*Task*.
Search the material for the word "this" and report each line where it turns up.

*Provided records*.
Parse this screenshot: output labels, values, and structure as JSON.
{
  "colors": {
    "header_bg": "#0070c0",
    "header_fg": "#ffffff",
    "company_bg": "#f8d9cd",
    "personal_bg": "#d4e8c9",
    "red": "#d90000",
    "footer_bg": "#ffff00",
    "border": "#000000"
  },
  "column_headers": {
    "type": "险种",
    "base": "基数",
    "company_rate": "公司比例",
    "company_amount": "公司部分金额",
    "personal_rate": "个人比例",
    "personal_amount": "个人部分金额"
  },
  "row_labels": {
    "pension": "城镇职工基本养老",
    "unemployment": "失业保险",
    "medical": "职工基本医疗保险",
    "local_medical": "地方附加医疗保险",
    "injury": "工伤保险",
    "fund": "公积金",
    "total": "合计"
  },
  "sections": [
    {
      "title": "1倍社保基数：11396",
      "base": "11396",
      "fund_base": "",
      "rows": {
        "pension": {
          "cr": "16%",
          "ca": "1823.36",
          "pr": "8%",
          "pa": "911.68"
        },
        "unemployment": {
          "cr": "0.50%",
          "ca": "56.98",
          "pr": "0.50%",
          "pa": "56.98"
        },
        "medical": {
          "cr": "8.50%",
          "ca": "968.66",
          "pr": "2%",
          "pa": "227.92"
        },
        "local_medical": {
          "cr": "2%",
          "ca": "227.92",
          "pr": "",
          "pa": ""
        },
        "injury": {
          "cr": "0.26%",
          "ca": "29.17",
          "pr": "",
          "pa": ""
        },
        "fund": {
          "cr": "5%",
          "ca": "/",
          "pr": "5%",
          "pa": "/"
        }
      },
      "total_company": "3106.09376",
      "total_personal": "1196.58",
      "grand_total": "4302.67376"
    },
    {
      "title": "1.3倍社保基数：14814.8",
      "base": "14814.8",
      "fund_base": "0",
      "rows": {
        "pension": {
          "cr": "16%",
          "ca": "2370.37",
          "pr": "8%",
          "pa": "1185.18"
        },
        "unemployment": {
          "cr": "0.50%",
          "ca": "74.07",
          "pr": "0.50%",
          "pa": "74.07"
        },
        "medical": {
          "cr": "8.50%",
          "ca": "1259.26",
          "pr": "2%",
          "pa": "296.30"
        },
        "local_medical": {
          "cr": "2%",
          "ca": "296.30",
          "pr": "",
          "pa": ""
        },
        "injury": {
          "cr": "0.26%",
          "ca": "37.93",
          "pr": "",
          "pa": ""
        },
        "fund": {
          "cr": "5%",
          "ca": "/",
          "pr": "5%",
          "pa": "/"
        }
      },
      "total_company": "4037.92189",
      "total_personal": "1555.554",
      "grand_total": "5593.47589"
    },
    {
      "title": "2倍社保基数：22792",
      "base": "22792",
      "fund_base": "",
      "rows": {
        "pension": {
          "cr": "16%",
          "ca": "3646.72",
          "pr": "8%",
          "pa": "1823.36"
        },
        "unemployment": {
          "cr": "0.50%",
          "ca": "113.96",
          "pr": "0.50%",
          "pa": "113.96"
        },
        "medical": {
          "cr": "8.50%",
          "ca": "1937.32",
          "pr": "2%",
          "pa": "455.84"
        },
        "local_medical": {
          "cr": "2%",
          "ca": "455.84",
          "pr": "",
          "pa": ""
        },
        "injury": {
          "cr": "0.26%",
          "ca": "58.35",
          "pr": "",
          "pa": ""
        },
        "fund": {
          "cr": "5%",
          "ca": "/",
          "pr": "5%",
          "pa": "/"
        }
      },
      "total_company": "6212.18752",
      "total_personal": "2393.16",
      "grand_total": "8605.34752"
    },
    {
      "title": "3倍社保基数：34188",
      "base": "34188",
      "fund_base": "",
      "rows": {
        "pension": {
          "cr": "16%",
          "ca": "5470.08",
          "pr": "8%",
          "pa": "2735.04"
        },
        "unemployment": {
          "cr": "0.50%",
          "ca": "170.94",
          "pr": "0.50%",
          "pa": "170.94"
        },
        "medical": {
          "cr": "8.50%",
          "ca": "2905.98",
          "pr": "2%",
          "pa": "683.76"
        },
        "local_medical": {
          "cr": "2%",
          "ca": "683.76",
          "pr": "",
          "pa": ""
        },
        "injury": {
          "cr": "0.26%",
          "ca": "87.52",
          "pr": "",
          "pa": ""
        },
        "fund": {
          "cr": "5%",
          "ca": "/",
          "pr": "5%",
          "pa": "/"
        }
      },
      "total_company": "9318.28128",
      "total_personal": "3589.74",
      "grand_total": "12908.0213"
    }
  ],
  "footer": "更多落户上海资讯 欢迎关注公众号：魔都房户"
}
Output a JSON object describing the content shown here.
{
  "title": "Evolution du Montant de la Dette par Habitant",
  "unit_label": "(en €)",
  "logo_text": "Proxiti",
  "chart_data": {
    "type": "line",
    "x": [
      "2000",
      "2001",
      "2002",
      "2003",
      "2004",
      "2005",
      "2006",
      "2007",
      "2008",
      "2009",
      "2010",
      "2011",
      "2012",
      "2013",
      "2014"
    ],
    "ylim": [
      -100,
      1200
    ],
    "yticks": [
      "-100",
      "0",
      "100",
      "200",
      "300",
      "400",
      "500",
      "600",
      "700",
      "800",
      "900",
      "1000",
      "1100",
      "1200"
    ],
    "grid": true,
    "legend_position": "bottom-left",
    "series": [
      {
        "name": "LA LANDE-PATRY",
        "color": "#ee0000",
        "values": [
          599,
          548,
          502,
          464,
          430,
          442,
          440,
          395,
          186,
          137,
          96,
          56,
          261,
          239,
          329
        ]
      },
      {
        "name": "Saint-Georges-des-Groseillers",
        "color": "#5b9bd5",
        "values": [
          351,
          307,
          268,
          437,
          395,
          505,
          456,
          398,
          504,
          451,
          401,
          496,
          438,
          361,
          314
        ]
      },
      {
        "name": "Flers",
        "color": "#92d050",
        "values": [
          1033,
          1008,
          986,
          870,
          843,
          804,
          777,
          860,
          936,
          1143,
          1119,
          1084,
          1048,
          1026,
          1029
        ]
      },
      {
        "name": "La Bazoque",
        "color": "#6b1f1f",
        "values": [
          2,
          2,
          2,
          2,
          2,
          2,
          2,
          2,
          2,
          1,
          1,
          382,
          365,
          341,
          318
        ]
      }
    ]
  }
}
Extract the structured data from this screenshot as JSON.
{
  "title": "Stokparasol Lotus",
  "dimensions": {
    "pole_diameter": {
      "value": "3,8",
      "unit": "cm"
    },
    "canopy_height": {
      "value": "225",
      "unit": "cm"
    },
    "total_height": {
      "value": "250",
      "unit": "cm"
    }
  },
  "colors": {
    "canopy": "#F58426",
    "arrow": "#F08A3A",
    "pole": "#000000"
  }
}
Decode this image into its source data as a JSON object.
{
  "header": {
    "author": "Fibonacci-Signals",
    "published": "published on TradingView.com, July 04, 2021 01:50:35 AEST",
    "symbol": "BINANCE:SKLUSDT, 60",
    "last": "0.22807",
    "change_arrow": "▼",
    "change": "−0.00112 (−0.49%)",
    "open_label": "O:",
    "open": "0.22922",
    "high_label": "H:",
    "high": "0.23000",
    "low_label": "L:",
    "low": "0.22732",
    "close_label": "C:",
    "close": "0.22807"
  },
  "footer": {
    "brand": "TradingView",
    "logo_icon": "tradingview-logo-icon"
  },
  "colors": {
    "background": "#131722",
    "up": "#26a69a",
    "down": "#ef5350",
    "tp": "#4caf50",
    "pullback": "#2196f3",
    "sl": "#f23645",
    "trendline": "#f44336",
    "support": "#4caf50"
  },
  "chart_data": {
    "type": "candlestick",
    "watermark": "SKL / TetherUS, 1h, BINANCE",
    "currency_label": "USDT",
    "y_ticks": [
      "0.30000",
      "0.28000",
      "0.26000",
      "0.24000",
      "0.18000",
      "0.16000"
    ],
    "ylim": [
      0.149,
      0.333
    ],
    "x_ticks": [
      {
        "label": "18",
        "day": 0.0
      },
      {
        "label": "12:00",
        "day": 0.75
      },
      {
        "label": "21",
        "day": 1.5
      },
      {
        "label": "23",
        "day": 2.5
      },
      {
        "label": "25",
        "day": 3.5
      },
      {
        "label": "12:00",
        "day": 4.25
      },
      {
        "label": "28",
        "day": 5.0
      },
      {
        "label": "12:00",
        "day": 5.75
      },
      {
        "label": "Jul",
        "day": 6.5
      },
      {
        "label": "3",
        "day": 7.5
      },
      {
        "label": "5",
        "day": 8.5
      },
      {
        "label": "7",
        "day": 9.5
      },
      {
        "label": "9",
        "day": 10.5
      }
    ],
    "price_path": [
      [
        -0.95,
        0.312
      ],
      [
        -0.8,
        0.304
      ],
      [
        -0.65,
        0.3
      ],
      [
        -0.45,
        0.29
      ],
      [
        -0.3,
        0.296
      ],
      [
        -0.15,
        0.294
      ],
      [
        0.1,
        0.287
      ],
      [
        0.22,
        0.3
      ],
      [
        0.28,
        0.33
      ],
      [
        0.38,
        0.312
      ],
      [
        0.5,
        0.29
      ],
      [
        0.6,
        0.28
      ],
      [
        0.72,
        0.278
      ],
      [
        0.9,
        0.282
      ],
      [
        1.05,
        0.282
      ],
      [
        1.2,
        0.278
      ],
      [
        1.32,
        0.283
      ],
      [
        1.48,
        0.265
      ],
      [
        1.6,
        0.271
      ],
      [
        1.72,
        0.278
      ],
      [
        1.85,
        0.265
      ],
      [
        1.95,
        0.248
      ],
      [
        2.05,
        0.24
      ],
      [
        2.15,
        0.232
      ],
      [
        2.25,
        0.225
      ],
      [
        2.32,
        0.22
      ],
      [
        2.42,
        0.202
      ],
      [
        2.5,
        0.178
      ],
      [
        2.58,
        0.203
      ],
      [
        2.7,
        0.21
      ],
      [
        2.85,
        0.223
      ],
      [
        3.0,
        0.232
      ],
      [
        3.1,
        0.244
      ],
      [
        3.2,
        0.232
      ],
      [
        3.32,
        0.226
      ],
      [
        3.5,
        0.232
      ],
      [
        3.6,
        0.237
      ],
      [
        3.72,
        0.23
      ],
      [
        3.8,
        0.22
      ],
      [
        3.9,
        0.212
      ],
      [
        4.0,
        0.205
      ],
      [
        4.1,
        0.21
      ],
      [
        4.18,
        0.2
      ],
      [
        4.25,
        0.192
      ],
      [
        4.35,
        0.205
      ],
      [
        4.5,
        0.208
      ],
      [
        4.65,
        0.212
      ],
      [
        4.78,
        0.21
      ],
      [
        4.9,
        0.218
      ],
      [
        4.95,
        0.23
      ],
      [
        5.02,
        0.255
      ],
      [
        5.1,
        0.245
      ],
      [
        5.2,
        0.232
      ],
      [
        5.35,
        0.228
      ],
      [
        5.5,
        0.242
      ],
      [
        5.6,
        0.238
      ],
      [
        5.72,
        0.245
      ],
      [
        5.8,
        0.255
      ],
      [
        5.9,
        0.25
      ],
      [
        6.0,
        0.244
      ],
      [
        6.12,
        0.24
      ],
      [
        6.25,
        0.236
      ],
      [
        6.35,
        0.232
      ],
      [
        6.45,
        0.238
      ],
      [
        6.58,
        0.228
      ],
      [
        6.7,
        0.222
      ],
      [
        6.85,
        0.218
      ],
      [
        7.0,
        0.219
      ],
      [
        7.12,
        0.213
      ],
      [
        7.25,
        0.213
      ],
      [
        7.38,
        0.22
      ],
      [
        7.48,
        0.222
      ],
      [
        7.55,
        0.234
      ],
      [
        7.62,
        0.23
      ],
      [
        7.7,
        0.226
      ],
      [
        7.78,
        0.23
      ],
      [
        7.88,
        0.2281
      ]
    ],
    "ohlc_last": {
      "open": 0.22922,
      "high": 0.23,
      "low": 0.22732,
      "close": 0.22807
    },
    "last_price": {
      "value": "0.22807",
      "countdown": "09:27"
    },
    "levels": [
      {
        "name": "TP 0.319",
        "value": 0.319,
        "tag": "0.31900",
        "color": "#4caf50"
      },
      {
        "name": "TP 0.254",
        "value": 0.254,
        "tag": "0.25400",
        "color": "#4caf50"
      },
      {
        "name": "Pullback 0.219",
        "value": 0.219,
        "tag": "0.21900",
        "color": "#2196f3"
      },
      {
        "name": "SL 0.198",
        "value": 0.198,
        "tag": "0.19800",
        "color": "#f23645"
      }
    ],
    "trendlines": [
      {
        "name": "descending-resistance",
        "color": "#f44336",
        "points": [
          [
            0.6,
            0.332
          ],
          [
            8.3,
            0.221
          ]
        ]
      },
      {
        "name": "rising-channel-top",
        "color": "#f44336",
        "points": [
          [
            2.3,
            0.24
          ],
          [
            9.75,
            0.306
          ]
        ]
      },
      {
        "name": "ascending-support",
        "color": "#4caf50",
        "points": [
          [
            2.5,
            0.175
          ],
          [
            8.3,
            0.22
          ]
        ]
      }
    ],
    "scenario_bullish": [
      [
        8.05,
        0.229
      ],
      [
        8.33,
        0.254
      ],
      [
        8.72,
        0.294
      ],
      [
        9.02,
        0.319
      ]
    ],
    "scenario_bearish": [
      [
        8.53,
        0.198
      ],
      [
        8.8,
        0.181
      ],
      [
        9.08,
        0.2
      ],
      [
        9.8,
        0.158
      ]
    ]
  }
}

*Task answer*.
Parse this screenshot: output labels, values, and structure as JSON.
Extract the structured data from this screenshot as JSON.
Decode this image into its source data as a JSON object.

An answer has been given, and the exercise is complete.